-- START SUPPLIED DATA --
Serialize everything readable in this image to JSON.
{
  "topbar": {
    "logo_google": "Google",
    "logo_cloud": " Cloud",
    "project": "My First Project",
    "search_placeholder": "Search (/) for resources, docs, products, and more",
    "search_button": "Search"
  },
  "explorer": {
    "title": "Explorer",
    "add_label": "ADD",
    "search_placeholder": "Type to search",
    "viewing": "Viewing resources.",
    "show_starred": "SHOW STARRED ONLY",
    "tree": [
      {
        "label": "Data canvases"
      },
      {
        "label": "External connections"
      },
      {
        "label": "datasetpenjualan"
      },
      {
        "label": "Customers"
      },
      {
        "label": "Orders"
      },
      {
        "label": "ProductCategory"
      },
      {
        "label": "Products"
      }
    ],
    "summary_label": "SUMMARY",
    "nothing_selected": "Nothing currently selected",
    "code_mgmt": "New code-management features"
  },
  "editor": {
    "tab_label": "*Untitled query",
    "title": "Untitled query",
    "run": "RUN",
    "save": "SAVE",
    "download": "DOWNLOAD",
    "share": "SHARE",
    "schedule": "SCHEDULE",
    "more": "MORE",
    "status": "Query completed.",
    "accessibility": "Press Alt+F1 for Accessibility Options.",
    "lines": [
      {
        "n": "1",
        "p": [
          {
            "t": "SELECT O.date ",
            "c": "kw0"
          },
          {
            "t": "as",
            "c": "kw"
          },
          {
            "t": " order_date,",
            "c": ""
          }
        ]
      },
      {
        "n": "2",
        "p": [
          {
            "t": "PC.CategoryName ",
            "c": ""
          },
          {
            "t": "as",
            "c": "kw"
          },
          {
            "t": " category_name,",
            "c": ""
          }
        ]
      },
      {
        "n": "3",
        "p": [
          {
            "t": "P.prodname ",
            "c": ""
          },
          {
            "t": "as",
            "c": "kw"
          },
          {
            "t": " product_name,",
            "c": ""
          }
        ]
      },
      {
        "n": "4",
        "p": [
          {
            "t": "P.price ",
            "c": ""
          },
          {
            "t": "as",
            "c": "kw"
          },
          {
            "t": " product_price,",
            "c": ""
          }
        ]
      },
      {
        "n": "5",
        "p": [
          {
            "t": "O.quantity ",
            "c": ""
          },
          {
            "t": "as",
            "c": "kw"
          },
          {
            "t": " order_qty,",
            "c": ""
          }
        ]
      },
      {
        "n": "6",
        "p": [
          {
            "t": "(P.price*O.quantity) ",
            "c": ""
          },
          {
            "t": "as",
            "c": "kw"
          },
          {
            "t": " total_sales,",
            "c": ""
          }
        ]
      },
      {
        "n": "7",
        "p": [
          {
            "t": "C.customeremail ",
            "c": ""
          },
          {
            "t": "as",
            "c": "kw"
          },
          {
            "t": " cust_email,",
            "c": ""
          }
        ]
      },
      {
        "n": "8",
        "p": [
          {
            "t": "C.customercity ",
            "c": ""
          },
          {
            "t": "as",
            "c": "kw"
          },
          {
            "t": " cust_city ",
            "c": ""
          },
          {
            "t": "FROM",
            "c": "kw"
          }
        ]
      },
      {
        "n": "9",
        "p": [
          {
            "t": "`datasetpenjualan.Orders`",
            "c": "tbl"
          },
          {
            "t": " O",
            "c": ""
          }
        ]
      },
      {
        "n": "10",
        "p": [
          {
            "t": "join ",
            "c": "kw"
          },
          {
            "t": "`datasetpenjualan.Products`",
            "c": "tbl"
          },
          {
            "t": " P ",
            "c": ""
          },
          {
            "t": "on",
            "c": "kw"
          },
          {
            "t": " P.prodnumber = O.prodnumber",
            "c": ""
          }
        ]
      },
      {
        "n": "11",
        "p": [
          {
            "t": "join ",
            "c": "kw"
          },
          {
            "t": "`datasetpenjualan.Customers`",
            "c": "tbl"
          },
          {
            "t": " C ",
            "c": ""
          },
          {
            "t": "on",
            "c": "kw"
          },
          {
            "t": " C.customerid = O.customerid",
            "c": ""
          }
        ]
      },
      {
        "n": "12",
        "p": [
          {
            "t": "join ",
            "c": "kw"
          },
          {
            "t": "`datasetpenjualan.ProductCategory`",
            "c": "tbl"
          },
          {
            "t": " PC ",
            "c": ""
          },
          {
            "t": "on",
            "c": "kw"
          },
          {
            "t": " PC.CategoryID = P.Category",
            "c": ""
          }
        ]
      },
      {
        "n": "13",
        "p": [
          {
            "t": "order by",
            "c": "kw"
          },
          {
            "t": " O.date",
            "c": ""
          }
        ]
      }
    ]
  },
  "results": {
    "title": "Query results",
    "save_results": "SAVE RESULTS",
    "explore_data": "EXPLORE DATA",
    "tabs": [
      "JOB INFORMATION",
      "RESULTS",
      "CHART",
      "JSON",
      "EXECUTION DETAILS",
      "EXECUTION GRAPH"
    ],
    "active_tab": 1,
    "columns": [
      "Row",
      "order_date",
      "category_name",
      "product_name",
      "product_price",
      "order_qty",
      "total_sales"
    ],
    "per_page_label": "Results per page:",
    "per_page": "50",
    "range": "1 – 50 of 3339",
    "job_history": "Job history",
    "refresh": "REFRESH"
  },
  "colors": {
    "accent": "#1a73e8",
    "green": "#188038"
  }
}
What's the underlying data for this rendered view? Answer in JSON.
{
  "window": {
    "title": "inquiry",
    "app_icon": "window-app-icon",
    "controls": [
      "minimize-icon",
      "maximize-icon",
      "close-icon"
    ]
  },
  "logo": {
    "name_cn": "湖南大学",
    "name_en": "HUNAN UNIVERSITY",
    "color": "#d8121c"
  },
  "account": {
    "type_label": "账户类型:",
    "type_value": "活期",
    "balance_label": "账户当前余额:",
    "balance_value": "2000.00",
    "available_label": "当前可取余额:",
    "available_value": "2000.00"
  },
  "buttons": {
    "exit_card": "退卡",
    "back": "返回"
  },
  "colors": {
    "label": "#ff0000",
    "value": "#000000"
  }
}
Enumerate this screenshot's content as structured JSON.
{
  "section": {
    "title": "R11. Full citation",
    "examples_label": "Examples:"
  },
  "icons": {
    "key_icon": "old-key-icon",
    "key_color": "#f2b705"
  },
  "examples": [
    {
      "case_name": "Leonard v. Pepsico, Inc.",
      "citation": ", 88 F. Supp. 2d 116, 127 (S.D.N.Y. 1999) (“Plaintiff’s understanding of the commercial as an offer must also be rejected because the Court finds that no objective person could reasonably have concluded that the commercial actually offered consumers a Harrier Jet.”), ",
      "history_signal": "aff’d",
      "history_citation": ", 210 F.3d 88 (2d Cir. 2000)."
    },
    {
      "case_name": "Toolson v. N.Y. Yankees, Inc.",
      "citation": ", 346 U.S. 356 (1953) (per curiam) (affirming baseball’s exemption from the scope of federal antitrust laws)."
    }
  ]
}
-- END SUPPLIED DATA --
▶ _OBJECTIVE_:
Would you restate each of the entries word for word?

▶ _SOLUTION TO THIS EXERCISE_:
Serialize everything readable in this image to JSON.
{
  "topbar": {
    "logo_google": "Google",
    "logo_cloud": " Cloud",
    "project": "My First Project",
    "search_placeholder": "Search (/) for resources, docs, products, and more",
    "search_button": "Search"
  },
  "explorer": {
    "title": "Explorer",
    "add_label": "ADD",
    "search_placeholder": "Type to search",
    "viewing": "Viewing resources.",
    "show_starred": "SHOW STARRED ONLY",
    "tree": [
      {
        "label": "Data canvases"
      },
      {
        "label": "External connections"
      },
      {
        "label": "datasetpenjualan"
      },
      {
        "label": "Customers"
      },
      {
        "label": "Orders"
      },
      {
        "label": "ProductCategory"
      },
      {
        "label": "Products"
      }
    ],
    "summary_label": "SUMMARY",
    "nothing_selected": "Nothing currently selected",
    "code_mgmt": "New code-management features"
  },
  "editor": {
    "tab_label": "*Untitled query",
    "title": "Untitled query",
    "run": "RUN",
    "save": "SAVE",
    "download": "DOWNLOAD",
    "share": "SHARE",
    "schedule": "SCHEDULE",
    "more": "MORE",
    "status": "Query completed.",
    "accessibility": "Press Alt+F1 for Accessibility Options.",
    "lines": [
      {
        "n": "1",
        "p": [
          {
            "t": "SELECT O.date ",
            "c": "kw0"
          },
          {
            "t": "as",
            "c": "kw"
          },
          {
            "t": " order_date,",
            "c": ""
          }
        ]
      },
      {
        "n": "2",
        "p": [
          {
            "t": "PC.CategoryName ",
            "c": ""
          },
          {
            "t": "as",
            "c": "kw"
          },
          {
            "t": " category_name,",
            "c": ""
          }
        ]
      },
      {
        "n": "3",
        "p": [
          {
            "t": "P.prodname ",
            "c": ""
          },
          {
            "t": "as",
            "c": "kw"
          },
          {
            "t": " product_name,",
            "c": ""
          }
        ]
      },
      {
        "n": "4",
        "p": [
          {
            "t": "P.price ",
            "c": ""
          },
          {
            "t": "as",
            "c": "kw"
          },
          {
            "t": " product_price,",
            "c": ""
          }
        ]
      },
      {
        "n": "5",
        "p": [
          {
            "t": "O.quantity ",
            "c": ""
          },
          {
            "t": "as",
            "c": "kw"
          },
          {
            "t": " order_qty,",
            "c": ""
          }
        ]
      },
      {
        "n": "6",
        "p": [
          {
            "t": "(P.price*O.quantity) ",
            "c": ""
          },
          {
            "t": "as",
            "c": "kw"
          },
          {
            "t": " total_sales,",
            "c": ""
          }
        ]
      },
      {
        "n": "7",
        "p": [
          {
            "t": "C.customeremail ",
            "c": ""
          },
          {
            "t": "as",
            "c": "kw"
          },
          {
            "t": " cust_email,",
            "c": ""
          }
        ]
      },
      {
        "n": "8",
        "p": [
          {
            "t": "C.customercity ",
            "c": ""
          },
          {
            "t": "as",
            "c": "kw"
          },
          {
            "t": " cust_city ",
            "c": ""
          },
          {
            "t": "FROM",
            "c": "kw"
          }
        ]
      },
      {
        "n": "9",
        "p": [
          {
            "t": "`datasetpenjualan.Orders`",
            "c": "tbl"
          },
          {
            "t": " O",
            "c": ""
          }
        ]
      },
      {
        "n": "10",
        "p": [
          {
            "t": "join ",
            "c": "kw"
          },
          {
            "t": "`datasetpenjualan.Products`",
            "c": "tbl"
          },
          {
            "t": " P ",
            "c": ""
          },
          {
            "t": "on",
            "c": "kw"
          },
          {
            "t": " P.prodnumber = O.prodnumber",
            "c": ""
          }
        ]
      },
      {
        "n": "11",
        "p": [
          {
            "t": "join ",
            "c": "kw"
          },
          {
            "t": "`datasetpenjualan.Customers`",
            "c": "tbl"
          },
          {
            "t": " C ",
            "c": ""
          },
          {
            "t": "on",
            "c": "kw"
          },
          {
            "t": " C.customerid = O.customerid",
            "c": ""
          }
        ]
      },
      {
        "n": "12",
        "p": [
          {
            "t": "join ",
            "c": "kw"
          },
          {
            "t": "`datasetpenjualan.ProductCategory`",
            "c": "tbl"
          },
          {
            "t": " PC ",
            "c": ""
          },
          {
            "t": "on",
            "c": "kw"
          },
          {
            "t": " PC.CategoryID = P.Category",
            "c": ""
          }
        ]
      },
      {
        "n": "13",
        "p": [
          {
            "t": "order by",
            "c": "kw"
          },
          {
            "t": " O.date",
            "c": ""
          }
        ]
      }
    ]
  },
  "results": {
    "title": "Query results",
    "save_results": "SAVE RESULTS",
    "explore_data": "EXPLORE DATA",
    "tabs": [
      "JOB INFORMATION",
      "RESULTS",
      "CHART",
      "JSON",
      "EXECUTION DETAILS",
      "EXECUTION GRAPH"
    ],
    "active_tab": 1,
    "columns": [
      "Row",
      "order_date",
      "category_name",
      "product_name",
      "product_price",
      "order_qty",
      "total_sales"
    ],
    "per_page_label": "Results per page:",
    "per_page": "50",
    "range": "1 – 50 of 3339",
    "job_history": "Job history",
    "refresh": "REFRESH"
  },
  "colors": {
    "accent": "#1a73e8",
    "green": "#188038"
  }
}
What's the underlying data for this rendered view? Answer in JSON.
{
  "window": {
    "title": "inquiry",
    "app_icon": "window-app-icon",
    "controls": [
      "minimize-icon",
      "maximize-icon",
      "close-icon"
    ]
  },
  "logo": {
    "name_cn": "湖南大学",
    "name_en": "HUNAN UNIVERSITY",
    "color": "#d8121c"
  },
  "account": {
    "type_label": "账户类型:",
    "type_value": "活期",
    "balance_label": "账户当前余额:",
    "balance_value": "2000.00",
    "available_label": "当前可取余额:",
    "available_value": "2000.00"
  },
  "buttons": {
    "exit_card": "退卡",
    "back": "返回"
  },
  "colors": {
    "label": "#ff0000",
    "value": "#000000"
  }
}
Enumerate this screenshot's content as structured JSON.
{
  "section": {
    "title": "R11. Full citation",
    "examples_label": "Examples:"
  },
  "icons": {
    "key_icon": "old-key-icon",
    "key_color": "#f2b705"
  },
  "examples": [
    {
      "case_name": "Leonard v. Pepsico, Inc.",
      "citation": ", 88 F. Supp. 2d 116, 127 (S.D.N.Y. 1999) (“Plaintiff’s understanding of the commercial as an offer must also be rejected because the Court finds that no objective person could reasonably have concluded that the commercial actually offered consumers a Harrier Jet.”), ",
      "history_signal": "aff’d",
      "history_citation": ", 210 F.3d 88 (2d Cir. 2000)."
    },
    {
      "case_name": "Toolson v. N.Y. Yankees, Inc.",
      "citation": ", 346 U.S. 356 (1953) (per curiam) (affirming baseball’s exemption from the scope of federal antitrust laws)."
    }
  ]
}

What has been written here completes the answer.